◆ **Given entries**
□ □ □ □ □
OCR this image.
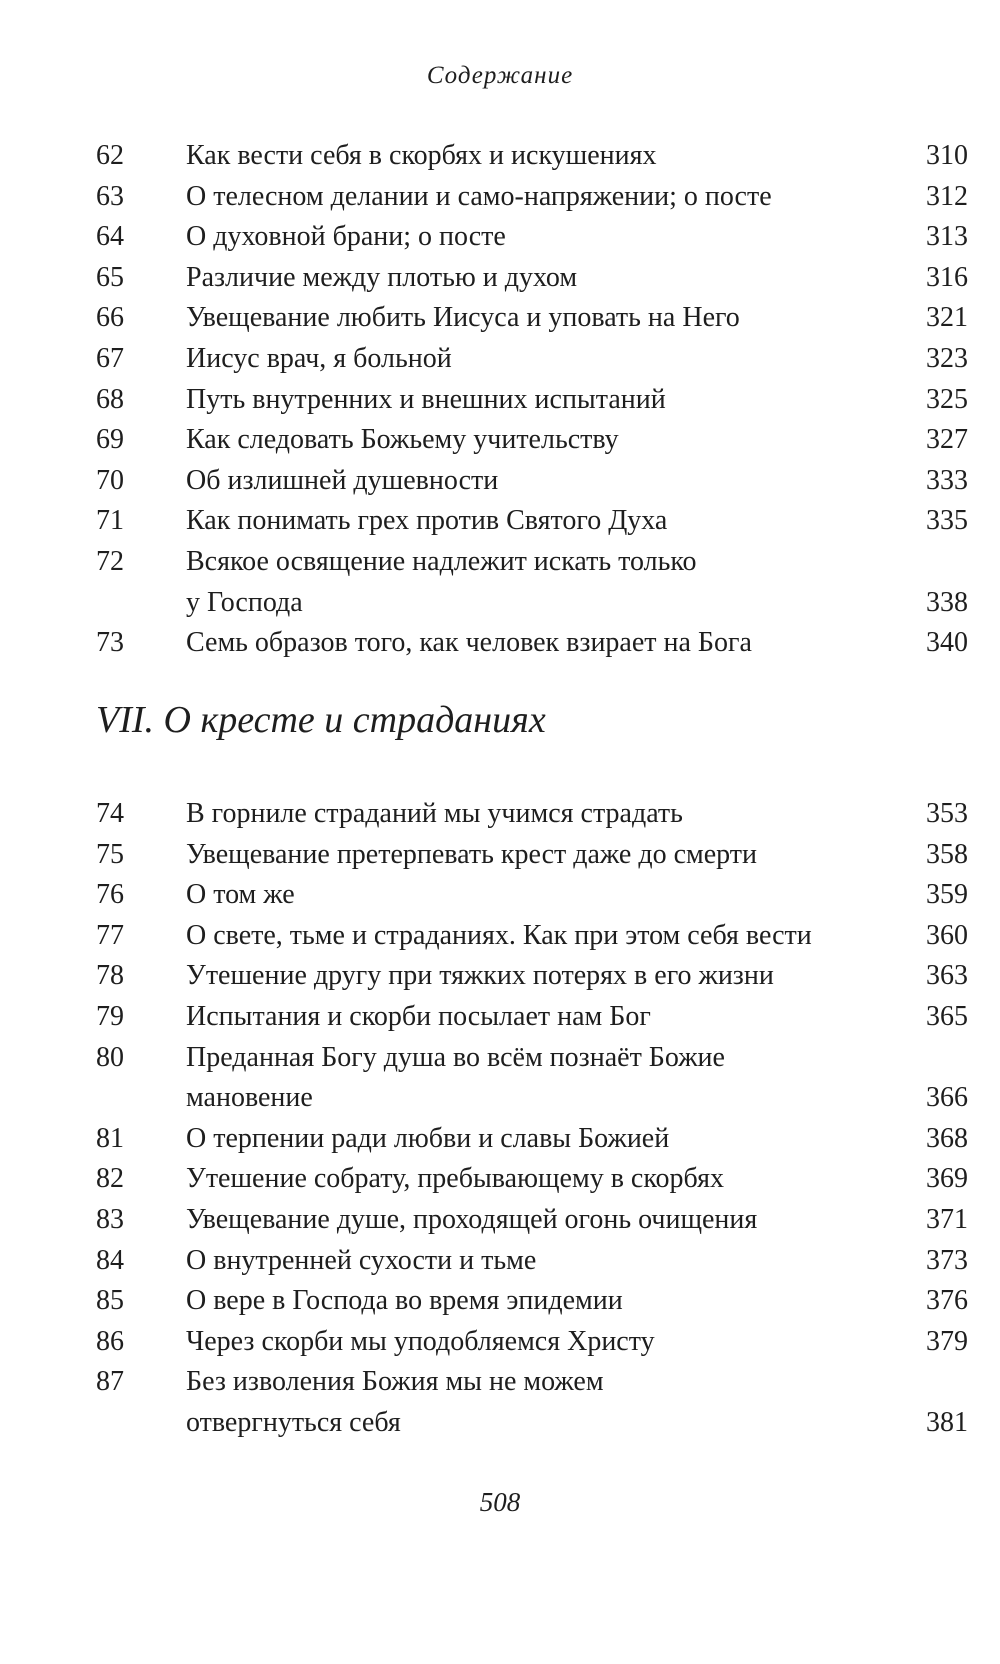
Содержание
62	Как вести себя в скорбях и искушениях	310
63	О телесном делании и само-напряжении; о посте	312
64	О духовной брани; о посте	313
65	Различие между плотью и духом	316
66	Увещевание любить Иисуса и уповать на Него	321
67	Иисус врач, я больной	323
68	Путь внутренних и внешних испытаний	325
69	Как следовать Божьему учительству	327
70	Об излишней душевности	333
71	Как понимать грех против Святого Духа	335
72	Всякое освящение надлежит искать только
у Господа	338
73	Семь образов того, как человек взирает на Бога	340
VII. О кресте и страданиях
74	В горниле страданий мы учимся страдать	353
75	Увещевание претерпевать крест даже до смерти	358
76	О том же	359
77	О свете, тьме и страданиях. Как при этом себя вести	360
78	Утешение другу при тяжких потерях в его жизни	363
79	Испытания и скорби посылает нам Бог	365
80	Преданная Богу душа во всём познаёт Божие
мановение	366
81	О терпении ради любви и славы Божией	368
82	Утешение собрату, пребывающему в скорбях	369
83	Увещевание душе, проходящей огонь очищения	371
84	О внутренней сухости и тьме	373
85	О вере в Господа во время эпидемии	376
86	Через скорби мы уподобляемся Христу	379
87	Без изволения Божия мы не можем
отвергнуться себя	381
508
□ □ □ □ □
◆ **Task requirements**
Except for the pictures, copy the material above exactly.

◆ **Problem solution**
OCR this image.
Содержание
62	Как вести себя в скорбях и искушениях	310
63	О телесном делании и само-напряжении; о посте	312
64	О духовной брани; о посте	313
65	Различие между плотью и духом	316
66	Увещевание любить Иисуса и уповать на Него	321
67	Иисус врач, я больной	323
68	Путь внутренних и внешних испытаний	325
69	Как следовать Божьему учительству	327
70	Об излишней душевности	333
71	Как понимать грех против Святого Духа	335
72	Всякое освящение надлежит искать только
у Господа	338
73	Семь образов того, как человек взирает на Бога	340
VII. О кресте и страданиях
74	В горниле страданий мы учимся страдать	353
75	Увещевание претерпевать крест даже до смерти	358
76	О том же	359
77	О свете, тьме и страданиях. Как при этом себя вести	360
78	Утешение другу при тяжких потерях в его жизни	363
79	Испытания и скорби посылает нам Бог	365
80	Преданная Богу душа во всём познаёт Божие
мановение	366
81	О терпении ради любви и славы Божией	368
82	Утешение собрату, пребывающему в скорбях	369
83	Увещевание душе, проходящей огонь очищения	371
84	О внутренней сухости и тьме	373
85	О вере в Господа во время эпидемии	376
86	Через скорби мы уподобляемся Христу	379
87	Без изволения Божия мы не можем
отвергнуться себя	381
508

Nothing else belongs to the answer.